Work required:
In the following material, identify every line holding the string "Touch" and return it.

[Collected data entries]

● ● ● ● ●

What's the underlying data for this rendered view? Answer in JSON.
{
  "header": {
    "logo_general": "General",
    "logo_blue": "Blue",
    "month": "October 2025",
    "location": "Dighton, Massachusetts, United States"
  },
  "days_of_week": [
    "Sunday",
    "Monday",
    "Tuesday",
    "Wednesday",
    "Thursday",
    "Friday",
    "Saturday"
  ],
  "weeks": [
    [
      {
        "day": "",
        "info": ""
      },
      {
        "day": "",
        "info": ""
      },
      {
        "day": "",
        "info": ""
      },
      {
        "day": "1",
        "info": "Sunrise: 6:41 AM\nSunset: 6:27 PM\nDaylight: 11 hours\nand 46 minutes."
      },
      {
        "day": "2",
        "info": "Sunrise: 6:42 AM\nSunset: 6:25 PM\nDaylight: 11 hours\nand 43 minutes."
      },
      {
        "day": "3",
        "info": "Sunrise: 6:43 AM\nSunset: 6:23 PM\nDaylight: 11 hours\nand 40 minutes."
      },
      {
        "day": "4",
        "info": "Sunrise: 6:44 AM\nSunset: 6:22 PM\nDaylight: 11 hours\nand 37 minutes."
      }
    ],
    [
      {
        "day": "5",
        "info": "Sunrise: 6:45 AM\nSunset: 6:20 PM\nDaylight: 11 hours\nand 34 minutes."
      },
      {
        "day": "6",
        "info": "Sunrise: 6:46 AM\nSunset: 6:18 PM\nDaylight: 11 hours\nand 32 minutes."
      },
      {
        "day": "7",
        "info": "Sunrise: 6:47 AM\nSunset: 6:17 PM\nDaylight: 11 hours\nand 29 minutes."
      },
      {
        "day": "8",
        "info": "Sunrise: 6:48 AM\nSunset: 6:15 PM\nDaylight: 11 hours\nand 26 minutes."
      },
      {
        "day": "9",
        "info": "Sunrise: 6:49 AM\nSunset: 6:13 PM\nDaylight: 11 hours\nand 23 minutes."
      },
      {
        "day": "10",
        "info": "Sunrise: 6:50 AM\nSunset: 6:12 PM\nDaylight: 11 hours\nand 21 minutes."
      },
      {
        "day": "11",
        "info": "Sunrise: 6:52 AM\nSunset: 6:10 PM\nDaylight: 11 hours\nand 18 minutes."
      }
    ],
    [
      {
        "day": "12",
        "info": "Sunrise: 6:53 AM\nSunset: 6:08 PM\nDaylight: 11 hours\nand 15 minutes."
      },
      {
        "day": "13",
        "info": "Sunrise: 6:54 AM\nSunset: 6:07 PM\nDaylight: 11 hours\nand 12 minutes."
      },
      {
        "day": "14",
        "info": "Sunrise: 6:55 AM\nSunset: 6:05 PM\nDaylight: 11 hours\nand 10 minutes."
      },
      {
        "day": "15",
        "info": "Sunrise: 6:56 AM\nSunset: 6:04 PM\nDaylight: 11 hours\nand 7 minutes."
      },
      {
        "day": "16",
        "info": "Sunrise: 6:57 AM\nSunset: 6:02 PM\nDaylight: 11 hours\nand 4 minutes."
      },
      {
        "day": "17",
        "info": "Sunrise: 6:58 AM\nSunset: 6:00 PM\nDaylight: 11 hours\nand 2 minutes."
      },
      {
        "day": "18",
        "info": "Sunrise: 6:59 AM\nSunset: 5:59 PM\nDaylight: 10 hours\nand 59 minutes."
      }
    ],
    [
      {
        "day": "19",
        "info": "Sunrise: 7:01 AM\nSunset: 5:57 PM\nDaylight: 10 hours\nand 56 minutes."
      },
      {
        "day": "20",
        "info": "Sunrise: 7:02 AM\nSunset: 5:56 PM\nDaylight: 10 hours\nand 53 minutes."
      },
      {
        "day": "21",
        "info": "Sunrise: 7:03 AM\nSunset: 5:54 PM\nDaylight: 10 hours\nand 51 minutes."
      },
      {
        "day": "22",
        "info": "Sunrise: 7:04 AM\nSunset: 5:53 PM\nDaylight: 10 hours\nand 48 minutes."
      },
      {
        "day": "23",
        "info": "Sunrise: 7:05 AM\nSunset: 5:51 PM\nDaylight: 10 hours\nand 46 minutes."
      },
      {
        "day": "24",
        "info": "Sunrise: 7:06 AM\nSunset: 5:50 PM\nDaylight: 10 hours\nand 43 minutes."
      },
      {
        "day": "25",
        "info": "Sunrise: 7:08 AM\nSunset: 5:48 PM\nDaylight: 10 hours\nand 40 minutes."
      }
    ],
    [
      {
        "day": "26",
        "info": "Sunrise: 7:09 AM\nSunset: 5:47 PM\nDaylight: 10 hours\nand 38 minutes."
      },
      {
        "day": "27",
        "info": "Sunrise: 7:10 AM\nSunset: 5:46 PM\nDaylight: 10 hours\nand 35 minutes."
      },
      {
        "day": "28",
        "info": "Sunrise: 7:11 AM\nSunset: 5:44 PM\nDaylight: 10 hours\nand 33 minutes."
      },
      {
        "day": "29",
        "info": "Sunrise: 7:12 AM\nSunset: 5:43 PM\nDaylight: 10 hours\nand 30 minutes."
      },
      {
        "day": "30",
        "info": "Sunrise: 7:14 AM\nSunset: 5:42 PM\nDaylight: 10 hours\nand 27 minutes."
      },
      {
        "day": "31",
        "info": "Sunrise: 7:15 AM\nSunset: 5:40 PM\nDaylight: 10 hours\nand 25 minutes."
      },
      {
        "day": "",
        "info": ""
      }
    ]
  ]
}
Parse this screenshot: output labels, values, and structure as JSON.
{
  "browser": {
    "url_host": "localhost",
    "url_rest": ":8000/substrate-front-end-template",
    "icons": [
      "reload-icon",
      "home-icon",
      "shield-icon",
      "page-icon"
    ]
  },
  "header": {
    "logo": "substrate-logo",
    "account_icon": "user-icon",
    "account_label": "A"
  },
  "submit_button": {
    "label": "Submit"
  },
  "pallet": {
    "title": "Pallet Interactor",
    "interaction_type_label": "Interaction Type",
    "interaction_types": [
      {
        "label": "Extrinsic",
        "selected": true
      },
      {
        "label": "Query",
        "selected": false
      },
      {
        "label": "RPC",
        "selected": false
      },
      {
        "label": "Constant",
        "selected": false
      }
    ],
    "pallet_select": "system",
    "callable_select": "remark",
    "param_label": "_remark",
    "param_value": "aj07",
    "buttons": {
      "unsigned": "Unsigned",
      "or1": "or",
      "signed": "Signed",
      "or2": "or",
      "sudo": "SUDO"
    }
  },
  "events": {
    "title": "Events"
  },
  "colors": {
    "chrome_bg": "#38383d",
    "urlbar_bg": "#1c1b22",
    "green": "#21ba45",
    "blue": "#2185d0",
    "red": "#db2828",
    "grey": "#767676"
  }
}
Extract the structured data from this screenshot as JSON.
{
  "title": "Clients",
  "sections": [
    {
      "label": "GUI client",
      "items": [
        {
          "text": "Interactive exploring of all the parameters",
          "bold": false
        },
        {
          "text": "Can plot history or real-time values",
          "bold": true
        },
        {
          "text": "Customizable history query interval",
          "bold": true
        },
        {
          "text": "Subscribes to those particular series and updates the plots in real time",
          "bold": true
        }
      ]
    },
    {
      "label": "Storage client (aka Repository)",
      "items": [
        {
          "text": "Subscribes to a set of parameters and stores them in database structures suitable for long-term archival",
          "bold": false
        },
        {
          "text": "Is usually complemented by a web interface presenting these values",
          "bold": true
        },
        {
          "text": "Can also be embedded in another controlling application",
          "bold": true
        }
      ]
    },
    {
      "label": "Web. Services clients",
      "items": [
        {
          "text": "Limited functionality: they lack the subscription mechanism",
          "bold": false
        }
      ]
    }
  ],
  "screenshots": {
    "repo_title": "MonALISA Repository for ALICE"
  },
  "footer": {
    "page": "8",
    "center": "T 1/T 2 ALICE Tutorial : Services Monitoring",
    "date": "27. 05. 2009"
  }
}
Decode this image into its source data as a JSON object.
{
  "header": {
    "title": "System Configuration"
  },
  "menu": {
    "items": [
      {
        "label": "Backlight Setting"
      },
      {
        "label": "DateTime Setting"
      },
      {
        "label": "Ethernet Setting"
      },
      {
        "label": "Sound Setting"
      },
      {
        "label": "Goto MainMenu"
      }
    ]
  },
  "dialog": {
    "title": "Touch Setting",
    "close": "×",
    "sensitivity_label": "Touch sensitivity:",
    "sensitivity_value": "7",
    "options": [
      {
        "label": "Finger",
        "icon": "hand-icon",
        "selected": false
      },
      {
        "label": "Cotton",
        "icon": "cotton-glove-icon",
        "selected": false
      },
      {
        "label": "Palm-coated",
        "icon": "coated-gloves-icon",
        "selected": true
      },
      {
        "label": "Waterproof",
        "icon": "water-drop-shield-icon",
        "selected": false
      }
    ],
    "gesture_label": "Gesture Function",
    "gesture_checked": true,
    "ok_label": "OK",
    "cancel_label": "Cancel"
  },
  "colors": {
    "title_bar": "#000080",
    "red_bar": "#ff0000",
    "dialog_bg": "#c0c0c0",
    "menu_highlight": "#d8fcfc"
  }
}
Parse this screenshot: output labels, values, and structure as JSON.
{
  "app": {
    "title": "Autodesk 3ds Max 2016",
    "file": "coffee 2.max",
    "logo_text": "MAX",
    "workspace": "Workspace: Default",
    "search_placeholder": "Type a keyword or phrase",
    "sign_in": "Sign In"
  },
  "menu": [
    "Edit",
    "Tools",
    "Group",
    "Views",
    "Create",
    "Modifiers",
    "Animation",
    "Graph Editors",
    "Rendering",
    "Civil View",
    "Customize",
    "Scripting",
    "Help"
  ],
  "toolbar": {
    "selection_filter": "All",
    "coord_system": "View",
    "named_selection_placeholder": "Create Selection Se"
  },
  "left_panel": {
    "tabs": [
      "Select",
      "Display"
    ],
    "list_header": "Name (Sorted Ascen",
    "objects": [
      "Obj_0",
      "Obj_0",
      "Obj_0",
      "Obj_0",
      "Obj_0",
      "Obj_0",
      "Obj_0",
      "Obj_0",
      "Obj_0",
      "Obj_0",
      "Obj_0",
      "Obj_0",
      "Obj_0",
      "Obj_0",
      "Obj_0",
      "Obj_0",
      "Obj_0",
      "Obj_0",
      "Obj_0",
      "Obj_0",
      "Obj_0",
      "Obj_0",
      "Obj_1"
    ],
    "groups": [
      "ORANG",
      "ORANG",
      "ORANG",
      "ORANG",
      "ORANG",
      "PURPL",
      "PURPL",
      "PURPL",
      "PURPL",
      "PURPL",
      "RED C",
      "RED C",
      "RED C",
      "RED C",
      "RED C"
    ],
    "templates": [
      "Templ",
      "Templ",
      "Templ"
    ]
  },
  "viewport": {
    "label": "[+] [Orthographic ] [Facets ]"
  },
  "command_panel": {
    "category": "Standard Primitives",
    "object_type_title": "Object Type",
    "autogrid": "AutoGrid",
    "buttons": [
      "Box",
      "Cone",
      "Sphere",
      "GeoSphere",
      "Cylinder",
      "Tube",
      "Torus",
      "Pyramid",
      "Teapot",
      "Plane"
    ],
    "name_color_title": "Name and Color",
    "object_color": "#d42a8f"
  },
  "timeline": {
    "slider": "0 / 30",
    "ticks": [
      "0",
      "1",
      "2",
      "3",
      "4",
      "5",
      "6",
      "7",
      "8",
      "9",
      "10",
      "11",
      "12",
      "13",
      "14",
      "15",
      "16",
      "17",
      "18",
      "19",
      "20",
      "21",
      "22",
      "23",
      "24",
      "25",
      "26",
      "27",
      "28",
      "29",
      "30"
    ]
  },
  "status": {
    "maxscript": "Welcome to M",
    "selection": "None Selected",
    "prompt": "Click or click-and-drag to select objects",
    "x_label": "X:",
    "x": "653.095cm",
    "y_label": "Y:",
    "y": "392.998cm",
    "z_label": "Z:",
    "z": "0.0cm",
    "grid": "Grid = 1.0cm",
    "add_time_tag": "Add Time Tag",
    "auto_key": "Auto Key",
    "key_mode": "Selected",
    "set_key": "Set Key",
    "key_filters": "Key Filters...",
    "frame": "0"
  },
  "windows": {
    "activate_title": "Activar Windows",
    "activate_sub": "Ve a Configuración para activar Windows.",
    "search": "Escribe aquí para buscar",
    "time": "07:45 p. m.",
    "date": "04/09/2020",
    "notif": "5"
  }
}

● ● ● ● ●

The solution:
    "title": "Touch Setting",
    "sensitivity_label": "Touch sensitivity:",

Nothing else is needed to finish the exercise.